Instruction >> Copy every line of the listing exactly.

Structured figure records:
%%

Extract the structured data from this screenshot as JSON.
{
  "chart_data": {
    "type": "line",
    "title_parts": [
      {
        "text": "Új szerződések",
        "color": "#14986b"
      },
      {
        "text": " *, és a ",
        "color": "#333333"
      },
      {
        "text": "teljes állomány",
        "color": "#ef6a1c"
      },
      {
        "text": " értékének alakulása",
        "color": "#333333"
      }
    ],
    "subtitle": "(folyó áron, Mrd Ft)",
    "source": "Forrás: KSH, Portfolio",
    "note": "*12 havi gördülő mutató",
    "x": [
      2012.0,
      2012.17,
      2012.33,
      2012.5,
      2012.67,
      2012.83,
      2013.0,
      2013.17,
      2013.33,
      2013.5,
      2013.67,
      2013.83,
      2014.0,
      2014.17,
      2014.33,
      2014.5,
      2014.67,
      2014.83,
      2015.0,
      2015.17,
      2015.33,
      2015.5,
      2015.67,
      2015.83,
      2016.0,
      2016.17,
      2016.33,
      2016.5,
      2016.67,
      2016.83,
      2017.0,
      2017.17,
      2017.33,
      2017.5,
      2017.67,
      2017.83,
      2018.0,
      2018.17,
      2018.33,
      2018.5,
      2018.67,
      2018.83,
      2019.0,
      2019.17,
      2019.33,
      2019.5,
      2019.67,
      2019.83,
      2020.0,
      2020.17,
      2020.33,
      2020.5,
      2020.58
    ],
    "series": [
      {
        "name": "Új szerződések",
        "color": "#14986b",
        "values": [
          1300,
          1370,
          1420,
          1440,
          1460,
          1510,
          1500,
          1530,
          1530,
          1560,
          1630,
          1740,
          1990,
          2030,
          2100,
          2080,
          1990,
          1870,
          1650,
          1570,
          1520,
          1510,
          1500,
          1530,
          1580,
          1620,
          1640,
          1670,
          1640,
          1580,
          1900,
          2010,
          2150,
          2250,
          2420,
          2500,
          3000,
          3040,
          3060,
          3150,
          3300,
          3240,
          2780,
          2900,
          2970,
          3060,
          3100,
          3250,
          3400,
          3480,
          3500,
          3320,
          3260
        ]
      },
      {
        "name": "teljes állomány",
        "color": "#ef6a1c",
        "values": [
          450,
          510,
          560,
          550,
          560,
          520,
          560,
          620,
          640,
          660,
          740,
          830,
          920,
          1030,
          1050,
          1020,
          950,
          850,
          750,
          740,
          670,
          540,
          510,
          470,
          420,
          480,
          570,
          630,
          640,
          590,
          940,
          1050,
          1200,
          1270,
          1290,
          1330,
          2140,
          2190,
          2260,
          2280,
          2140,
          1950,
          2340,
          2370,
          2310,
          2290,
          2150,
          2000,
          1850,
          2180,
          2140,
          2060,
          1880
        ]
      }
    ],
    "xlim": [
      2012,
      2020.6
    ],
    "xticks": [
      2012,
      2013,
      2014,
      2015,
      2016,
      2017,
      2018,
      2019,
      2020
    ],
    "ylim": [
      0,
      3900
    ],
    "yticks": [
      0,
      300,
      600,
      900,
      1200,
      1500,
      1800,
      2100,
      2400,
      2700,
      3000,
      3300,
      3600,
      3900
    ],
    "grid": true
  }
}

%%

Solution to this exercise >>
Extract the structured data from this screenshot as JSON.
{
  "chart_data": {
    "type": "line",
    "title_parts": [
      {
        "text": "Új szerződések",
        "color": "#14986b"
      },
      {
        "text": " *, és a ",
        "color": "#333333"
      },
      {
        "text": "teljes állomány",
        "color": "#ef6a1c"
      },
      {
        "text": " értékének alakulása",
        "color": "#333333"
      }
    ],
    "subtitle": "(folyó áron, Mrd Ft)",
    "source": "Forrás: KSH, Portfolio",
    "note": "*12 havi gördülő mutató",
    "x": [
      2012.0,
      2012.17,
      2012.33,
      2012.5,
      2012.67,
      2012.83,
      2013.0,
      2013.17,
      2013.33,
      2013.5,
      2013.67,
      2013.83,
      2014.0,
      2014.17,
      2014.33,
      2014.5,
      2014.67,
      2014.83,
      2015.0,
      2015.17,
      2015.33,
      2015.5,
      2015.67,
      2015.83,
      2016.0,
      2016.17,
      2016.33,
      2016.5,
      2016.67,
      2016.83,
      2017.0,
      2017.17,
      2017.33,
      2017.5,
      2017.67,
      2017.83,
      2018.0,
      2018.17,
      2018.33,
      2018.5,
      2018.67,
      2018.83,
      2019.0,
      2019.17,
      2019.33,
      2019.5,
      2019.67,
      2019.83,
      2020.0,
      2020.17,
      2020.33,
      2020.5,
      2020.58
    ],
    "series": [
      {
        "name": "Új szerződések",
        "color": "#14986b",
        "values": [
          1300,
          1370,
          1420,
          1440,
          1460,
          1510,
          1500,
          1530,
          1530,
          1560,
          1630,
          1740,
          1990,
          2030,
          2100,
          2080,
          1990,
          1870,
          1650,
          1570,
          1520,
          1510,
          1500,
          1530,
          1580,
          1620,
          1640,
          1670,
          1640,
          1580,
          1900,
          2010,
          2150,
          2250,
          2420,
          2500,
          3000,
          3040,
          3060,
          3150,
          3300,
          3240,
          2780,
          2900,
          2970,
          3060,
          3100,
          3250,
          3400,
          3480,
          3500,
          3320,
          3260
        ]
      },
      {
        "name": "teljes állomány",
        "color": "#ef6a1c",
        "values": [
          450,
          510,
          560,
          550,
          560,
          520,
          560,
          620,
          640,
          660,
          740,
          830,
          920,
          1030,
          1050,
          1020,
          950,
          850,
          750,
          740,
          670,
          540,
          510,
          470,
          420,
          480,
          570,
          630,
          640,
          590,
          940,
          1050,
          1200,
          1270,
          1290,
          1330,
          2140,
          2190,
          2260,
          2280,
          2140,
          1950,
          2340,
          2370,
          2310,
          2290,
          2150,
          2000,
          1850,
          2180,
          2140,
          2060,
          1880
        ]
      }
    ],
    "xlim": [
      2012,
      2020.6
    ],
    "xticks": [
      2012,
      2013,
      2014,
      2015,
      2016,
      2017,
      2018,
      2019,
      2020
    ],
    "ylim": [
      0,
      3900
    ],
    "yticks": [
      0,
      300,
      600,
      900,
      1200,
      1500,
      1800,
      2100,
      2400,
      2700,
      3000,
      3300,
      3600,
      3900
    ],
    "grid": true
  }
}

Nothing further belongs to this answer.